- _GOAL OF THE EXERCISE_
Below are some records; give them all again exactly, but not the pictures.

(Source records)
---------------

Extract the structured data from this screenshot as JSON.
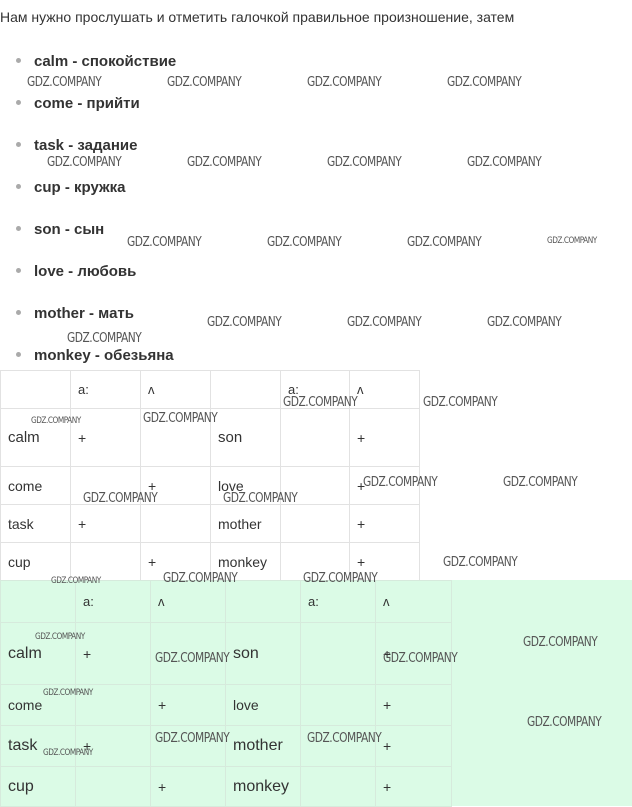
{
  "intro_text": "Нам нужно прослушать и отметить галочкой правильное произношение, затем",
  "vocabulary": [
    {
      "label": "calm - спокойствие"
    },
    {
      "label": "come - прийти"
    },
    {
      "label": "task - задание"
    },
    {
      "label": "cup - кружка"
    },
    {
      "label": "son - сын"
    },
    {
      "label": "love - любовь"
    },
    {
      "label": "mother - мать"
    },
    {
      "label": "monkey - обезьяна"
    }
  ],
  "table": {
    "header": [
      "",
      "a:",
      "ʌ",
      "",
      "a:",
      "ʌ"
    ],
    "rows": [
      [
        "calm",
        "+",
        "",
        "son",
        "",
        "+"
      ],
      [
        "come",
        "",
        "+",
        "love",
        "",
        "+"
      ],
      [
        "task",
        "+",
        "",
        "mother",
        "",
        "+"
      ],
      [
        "cup",
        "",
        "+",
        "monkey",
        "",
        "+"
      ]
    ]
  },
  "answer_table": {
    "header": [
      "",
      "a:",
      "ʌ",
      "",
      "a:",
      "ʌ"
    ],
    "rows": [
      [
        "calm",
        "+",
        "",
        "son",
        "",
        "+"
      ],
      [
        "come",
        "",
        "+",
        "love",
        "",
        "+"
      ],
      [
        "task",
        "+",
        "",
        "mother",
        "",
        "+"
      ],
      [
        "cup",
        "",
        "+",
        "monkey",
        "",
        "+"
      ]
    ]
  },
  "watermark": "GDZ.COMPANY",
  "colors": {
    "answer_background": "#dbfbe6",
    "text": "#333333"
  }
}
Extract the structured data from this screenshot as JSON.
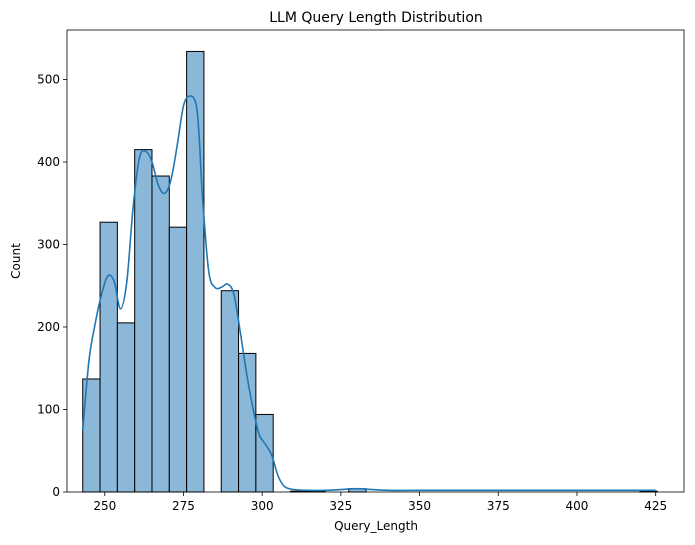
{
  "chart_data": {
    "type": "bar",
    "title": "LLM Query Length Distribution",
    "xlabel": "Query_Length",
    "ylabel": "Count",
    "xlim": [
      238,
      434
    ],
    "ylim": [
      0,
      560
    ],
    "xticks": [
      250,
      275,
      300,
      325,
      350,
      375,
      400,
      425
    ],
    "yticks": [
      0,
      100,
      200,
      300,
      400,
      500
    ],
    "grid": false,
    "bar_color": "#8bb7d9",
    "bar_edge_color": "#000000",
    "kde_color": "#1f77b4",
    "bins": [
      {
        "x0": 243.0,
        "x1": 248.5,
        "count": 137
      },
      {
        "x0": 248.5,
        "x1": 254.0,
        "count": 327
      },
      {
        "x0": 254.0,
        "x1": 259.5,
        "count": 205
      },
      {
        "x0": 259.5,
        "x1": 265.0,
        "count": 415
      },
      {
        "x0": 265.0,
        "x1": 270.5,
        "count": 383
      },
      {
        "x0": 270.5,
        "x1": 276.0,
        "count": 321
      },
      {
        "x0": 276.0,
        "x1": 281.5,
        "count": 534
      },
      {
        "x0": 281.5,
        "x1": 287.0,
        "count": 0
      },
      {
        "x0": 287.0,
        "x1": 292.5,
        "count": 244
      },
      {
        "x0": 292.5,
        "x1": 298.0,
        "count": 168
      },
      {
        "x0": 298.0,
        "x1": 303.5,
        "count": 94
      },
      {
        "x0": 309.0,
        "x1": 314.5,
        "count": 1
      },
      {
        "x0": 314.5,
        "x1": 320.0,
        "count": 1
      },
      {
        "x0": 327.5,
        "x1": 333.0,
        "count": 4
      },
      {
        "x0": 420.0,
        "x1": 425.5,
        "count": 1
      }
    ],
    "kde": {
      "x": [
        243,
        245,
        247,
        249,
        251,
        253,
        255,
        257,
        259,
        261,
        263,
        265,
        267,
        269,
        271,
        273,
        275,
        277,
        279,
        280,
        281,
        283,
        285,
        287,
        289,
        291,
        293,
        295,
        297,
        299,
        301,
        303,
        305,
        307,
        310,
        315,
        320,
        325,
        330,
        335,
        340,
        350,
        360,
        375,
        400,
        425
      ],
      "y": [
        75,
        160,
        205,
        240,
        262,
        255,
        222,
        255,
        345,
        405,
        413,
        400,
        372,
        362,
        378,
        420,
        468,
        480,
        470,
        430,
        360,
        268,
        248,
        248,
        252,
        240,
        195,
        145,
        103,
        70,
        58,
        45,
        20,
        7,
        3,
        2,
        2,
        3,
        4,
        3,
        2,
        2,
        2,
        2,
        2,
        2
      ]
    }
  }
}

---------------

- _WRITTEN SOLUTION_
Extract the structured data from this screenshot as JSON.
{
  "intro_text": "Нам нужно прослушать и отметить галочкой правильное произношение, затем",
  "vocabulary": [
    {
      "label": "calm - спокойствие"
    },
    {
      "label": "come - прийти"
    },
    {
      "label": "task - задание"
    },
    {
      "label": "cup - кружка"
    },
    {
      "label": "son - сын"
    },
    {
      "label": "love - любовь"
    },
    {
      "label": "mother - мать"
    },
    {
      "label": "monkey - обезьяна"
    }
  ],
  "table": {
    "header": [
      "",
      "a:",
      "ʌ",
      "",
      "a:",
      "ʌ"
    ],
    "rows": [
      [
        "calm",
        "+",
        "",
        "son",
        "",
        "+"
      ],
      [
        "come",
        "",
        "+",
        "love",
        "",
        "+"
      ],
      [
        "task",
        "+",
        "",
        "mother",
        "",
        "+"
      ],
      [
        "cup",
        "",
        "+",
        "monkey",
        "",
        "+"
      ]
    ]
  },
  "answer_table": {
    "header": [
      "",
      "a:",
      "ʌ",
      "",
      "a:",
      "ʌ"
    ],
    "rows": [
      [
        "calm",
        "+",
        "",
        "son",
        "",
        "+"
      ],
      [
        "come",
        "",
        "+",
        "love",
        "",
        "+"
      ],
      [
        "task",
        "+",
        "",
        "mother",
        "",
        "+"
      ],
      [
        "cup",
        "",
        "+",
        "monkey",
        "",
        "+"
      ]
    ]
  },
  "watermark": "GDZ.COMPANY",
  "colors": {
    "answer_background": "#dbfbe6",
    "text": "#333333"
  }
}
Extract the structured data from this screenshot as JSON.
{
  "chart_data": {
    "type": "bar",
    "title": "LLM Query Length Distribution",
    "xlabel": "Query_Length",
    "ylabel": "Count",
    "xlim": [
      238,
      434
    ],
    "ylim": [
      0,
      560
    ],
    "xticks": [
      250,
      275,
      300,
      325,
      350,
      375,
      400,
      425
    ],
    "yticks": [
      0,
      100,
      200,
      300,
      400,
      500
    ],
    "grid": false,
    "bar_color": "#8bb7d9",
    "bar_edge_color": "#000000",
    "kde_color": "#1f77b4",
    "bins": [
      {
        "x0": 243.0,
        "x1": 248.5,
        "count": 137
      },
      {
        "x0": 248.5,
        "x1": 254.0,
        "count": 327
      },
      {
        "x0": 254.0,
        "x1": 259.5,
        "count": 205
      },
      {
        "x0": 259.5,
        "x1": 265.0,
        "count": 415
      },
      {
        "x0": 265.0,
        "x1": 270.5,
        "count": 383
      },
      {
        "x0": 270.5,
        "x1": 276.0,
        "count": 321
      },
      {
        "x0": 276.0,
        "x1": 281.5,
        "count": 534
      },
      {
        "x0": 281.5,
        "x1": 287.0,
        "count": 0
      },
      {
        "x0": 287.0,
        "x1": 292.5,
        "count": 244
      },
      {
        "x0": 292.5,
        "x1": 298.0,
        "count": 168
      },
      {
        "x0": 298.0,
        "x1": 303.5,
        "count": 94
      },
      {
        "x0": 309.0,
        "x1": 314.5,
        "count": 1
      },
      {
        "x0": 314.5,
        "x1": 320.0,
        "count": 1
      },
      {
        "x0": 327.5,
        "x1": 333.0,
        "count": 4
      },
      {
        "x0": 420.0,
        "x1": 425.5,
        "count": 1
      }
    ],
    "kde": {
      "x": [
        243,
        245,
        247,
        249,
        251,
        253,
        255,
        257,
        259,
        261,
        263,
        265,
        267,
        269,
        271,
        273,
        275,
        277,
        279,
        280,
        281,
        283,
        285,
        287,
        289,
        291,
        293,
        295,
        297,
        299,
        301,
        303,
        305,
        307,
        310,
        315,
        320,
        325,
        330,
        335,
        340,
        350,
        360,
        375,
        400,
        425
      ],
      "y": [
        75,
        160,
        205,
        240,
        262,
        255,
        222,
        255,
        345,
        405,
        413,
        400,
        372,
        362,
        378,
        420,
        468,
        480,
        470,
        430,
        360,
        268,
        248,
        248,
        252,
        240,
        195,
        145,
        103,
        70,
        58,
        45,
        20,
        7,
        3,
        2,
        2,
        3,
        4,
        3,
        2,
        2,
        2,
        2,
        2,
        2
      ]
    }
  }
}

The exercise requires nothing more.